• **TASK OBJECTIVE**: Using the records below, locate all lines containing "Mean" and return them.

• **MATERIAL SHOWN**:

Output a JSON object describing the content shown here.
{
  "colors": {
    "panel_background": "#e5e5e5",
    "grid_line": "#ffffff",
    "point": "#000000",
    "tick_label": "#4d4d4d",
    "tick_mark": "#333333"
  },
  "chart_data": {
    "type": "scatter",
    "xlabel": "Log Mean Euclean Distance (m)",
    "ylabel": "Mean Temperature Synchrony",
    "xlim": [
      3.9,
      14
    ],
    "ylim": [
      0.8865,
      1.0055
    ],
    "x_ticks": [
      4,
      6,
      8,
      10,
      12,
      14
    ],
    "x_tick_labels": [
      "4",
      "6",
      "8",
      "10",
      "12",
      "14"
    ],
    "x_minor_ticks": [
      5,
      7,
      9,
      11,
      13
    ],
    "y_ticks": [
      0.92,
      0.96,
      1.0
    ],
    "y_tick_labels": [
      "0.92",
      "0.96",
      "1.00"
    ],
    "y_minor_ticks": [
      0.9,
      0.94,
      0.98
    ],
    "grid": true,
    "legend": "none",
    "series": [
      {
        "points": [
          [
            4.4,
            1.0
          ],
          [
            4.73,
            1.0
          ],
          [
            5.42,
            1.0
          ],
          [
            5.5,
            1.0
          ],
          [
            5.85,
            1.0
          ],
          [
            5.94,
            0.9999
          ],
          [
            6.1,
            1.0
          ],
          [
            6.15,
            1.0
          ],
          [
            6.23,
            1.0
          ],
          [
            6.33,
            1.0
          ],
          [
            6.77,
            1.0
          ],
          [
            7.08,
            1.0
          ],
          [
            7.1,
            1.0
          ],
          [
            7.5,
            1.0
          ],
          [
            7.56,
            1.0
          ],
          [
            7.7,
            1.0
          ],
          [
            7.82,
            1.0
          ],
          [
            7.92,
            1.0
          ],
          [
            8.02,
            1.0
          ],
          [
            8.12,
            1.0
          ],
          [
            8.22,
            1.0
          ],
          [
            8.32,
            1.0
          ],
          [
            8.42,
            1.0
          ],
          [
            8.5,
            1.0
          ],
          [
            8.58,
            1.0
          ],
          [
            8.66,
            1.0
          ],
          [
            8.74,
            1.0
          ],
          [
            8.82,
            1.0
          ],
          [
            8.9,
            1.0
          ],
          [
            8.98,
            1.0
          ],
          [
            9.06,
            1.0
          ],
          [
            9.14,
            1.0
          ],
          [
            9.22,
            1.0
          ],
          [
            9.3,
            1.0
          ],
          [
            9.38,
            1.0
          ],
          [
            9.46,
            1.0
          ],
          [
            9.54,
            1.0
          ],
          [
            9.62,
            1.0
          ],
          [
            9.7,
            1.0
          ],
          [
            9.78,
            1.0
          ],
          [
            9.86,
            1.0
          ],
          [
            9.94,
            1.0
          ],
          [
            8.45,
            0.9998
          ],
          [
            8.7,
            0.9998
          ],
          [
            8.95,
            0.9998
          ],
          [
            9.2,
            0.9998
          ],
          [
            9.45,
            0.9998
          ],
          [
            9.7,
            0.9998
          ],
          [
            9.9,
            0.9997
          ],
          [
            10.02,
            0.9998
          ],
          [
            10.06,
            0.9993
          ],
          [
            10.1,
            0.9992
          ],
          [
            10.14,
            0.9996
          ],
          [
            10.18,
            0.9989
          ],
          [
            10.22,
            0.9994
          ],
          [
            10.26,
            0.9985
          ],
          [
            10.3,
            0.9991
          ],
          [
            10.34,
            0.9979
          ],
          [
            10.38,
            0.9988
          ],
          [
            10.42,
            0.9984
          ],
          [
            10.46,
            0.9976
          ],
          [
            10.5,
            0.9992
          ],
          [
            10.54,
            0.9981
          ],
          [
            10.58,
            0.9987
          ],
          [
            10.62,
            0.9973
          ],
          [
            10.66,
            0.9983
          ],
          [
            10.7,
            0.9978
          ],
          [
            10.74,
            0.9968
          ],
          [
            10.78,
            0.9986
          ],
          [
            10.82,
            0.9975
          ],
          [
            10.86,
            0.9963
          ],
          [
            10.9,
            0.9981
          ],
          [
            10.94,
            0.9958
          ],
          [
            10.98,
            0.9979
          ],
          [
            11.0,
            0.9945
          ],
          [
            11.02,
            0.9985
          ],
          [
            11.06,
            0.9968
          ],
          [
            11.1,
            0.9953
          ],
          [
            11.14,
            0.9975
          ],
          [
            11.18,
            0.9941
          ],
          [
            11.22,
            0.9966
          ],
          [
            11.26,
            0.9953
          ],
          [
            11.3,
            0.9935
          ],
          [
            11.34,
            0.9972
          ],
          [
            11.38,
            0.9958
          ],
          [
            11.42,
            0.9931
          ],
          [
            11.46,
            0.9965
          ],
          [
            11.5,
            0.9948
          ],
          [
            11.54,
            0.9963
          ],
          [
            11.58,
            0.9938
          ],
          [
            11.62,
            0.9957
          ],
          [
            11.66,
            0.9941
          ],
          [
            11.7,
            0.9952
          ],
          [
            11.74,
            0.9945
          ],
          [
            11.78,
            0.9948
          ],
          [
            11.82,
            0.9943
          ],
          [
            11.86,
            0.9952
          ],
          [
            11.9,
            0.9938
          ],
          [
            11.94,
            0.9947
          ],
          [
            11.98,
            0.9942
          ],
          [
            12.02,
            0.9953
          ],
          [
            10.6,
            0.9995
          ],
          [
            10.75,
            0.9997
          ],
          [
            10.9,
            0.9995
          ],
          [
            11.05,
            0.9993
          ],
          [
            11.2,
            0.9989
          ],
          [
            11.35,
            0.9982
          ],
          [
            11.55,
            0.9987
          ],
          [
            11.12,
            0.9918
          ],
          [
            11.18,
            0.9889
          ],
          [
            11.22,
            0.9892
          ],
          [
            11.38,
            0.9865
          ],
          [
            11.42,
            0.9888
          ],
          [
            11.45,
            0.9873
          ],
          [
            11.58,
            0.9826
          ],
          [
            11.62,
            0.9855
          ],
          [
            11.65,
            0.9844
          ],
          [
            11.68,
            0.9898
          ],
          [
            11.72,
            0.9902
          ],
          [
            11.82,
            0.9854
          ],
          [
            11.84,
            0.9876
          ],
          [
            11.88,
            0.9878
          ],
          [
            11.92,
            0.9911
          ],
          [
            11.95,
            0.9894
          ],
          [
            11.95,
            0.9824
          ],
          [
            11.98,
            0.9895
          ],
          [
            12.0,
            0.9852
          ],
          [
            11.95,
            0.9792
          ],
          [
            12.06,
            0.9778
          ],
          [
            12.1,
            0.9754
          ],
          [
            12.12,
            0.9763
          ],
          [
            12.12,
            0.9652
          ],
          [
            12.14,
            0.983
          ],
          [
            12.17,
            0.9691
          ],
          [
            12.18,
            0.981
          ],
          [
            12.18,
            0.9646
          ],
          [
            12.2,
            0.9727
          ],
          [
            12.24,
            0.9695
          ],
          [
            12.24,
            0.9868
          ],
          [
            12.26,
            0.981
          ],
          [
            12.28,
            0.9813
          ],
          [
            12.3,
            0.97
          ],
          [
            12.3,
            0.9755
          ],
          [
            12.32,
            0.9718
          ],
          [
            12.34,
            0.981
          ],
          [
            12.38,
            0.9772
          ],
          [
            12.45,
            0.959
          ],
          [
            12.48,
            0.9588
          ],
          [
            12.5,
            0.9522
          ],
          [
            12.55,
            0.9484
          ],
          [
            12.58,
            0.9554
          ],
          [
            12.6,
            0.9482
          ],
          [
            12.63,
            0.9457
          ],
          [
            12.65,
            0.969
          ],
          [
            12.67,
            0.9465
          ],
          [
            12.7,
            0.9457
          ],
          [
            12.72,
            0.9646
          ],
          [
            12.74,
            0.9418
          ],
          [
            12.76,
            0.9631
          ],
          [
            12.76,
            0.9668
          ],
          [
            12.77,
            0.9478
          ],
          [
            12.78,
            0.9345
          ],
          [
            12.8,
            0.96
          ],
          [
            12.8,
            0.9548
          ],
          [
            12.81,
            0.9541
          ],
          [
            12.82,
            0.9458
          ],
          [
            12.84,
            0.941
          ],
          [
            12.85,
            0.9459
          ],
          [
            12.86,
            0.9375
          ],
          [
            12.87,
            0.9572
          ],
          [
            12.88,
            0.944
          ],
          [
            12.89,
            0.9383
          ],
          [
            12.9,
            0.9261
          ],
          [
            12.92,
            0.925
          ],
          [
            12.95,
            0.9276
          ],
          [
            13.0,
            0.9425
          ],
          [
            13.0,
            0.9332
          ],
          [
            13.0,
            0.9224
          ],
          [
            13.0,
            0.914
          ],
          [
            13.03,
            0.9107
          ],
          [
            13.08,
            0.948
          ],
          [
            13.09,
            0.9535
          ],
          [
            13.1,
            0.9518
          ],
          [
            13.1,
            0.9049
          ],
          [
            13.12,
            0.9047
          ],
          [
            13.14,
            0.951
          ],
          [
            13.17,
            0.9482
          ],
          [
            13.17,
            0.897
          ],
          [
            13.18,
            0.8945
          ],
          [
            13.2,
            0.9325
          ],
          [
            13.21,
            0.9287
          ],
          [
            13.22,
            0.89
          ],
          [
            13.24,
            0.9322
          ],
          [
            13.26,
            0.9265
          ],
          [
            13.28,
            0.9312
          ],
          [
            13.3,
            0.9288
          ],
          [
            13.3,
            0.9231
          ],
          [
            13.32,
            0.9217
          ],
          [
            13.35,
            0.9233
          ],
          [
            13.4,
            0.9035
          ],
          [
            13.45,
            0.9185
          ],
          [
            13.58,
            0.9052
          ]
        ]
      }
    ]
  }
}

• **SOLUTION**:
    "xlabel": "Log Mean Euclean Distance (m)",
    "ylabel": "Mean Temperature Synchrony",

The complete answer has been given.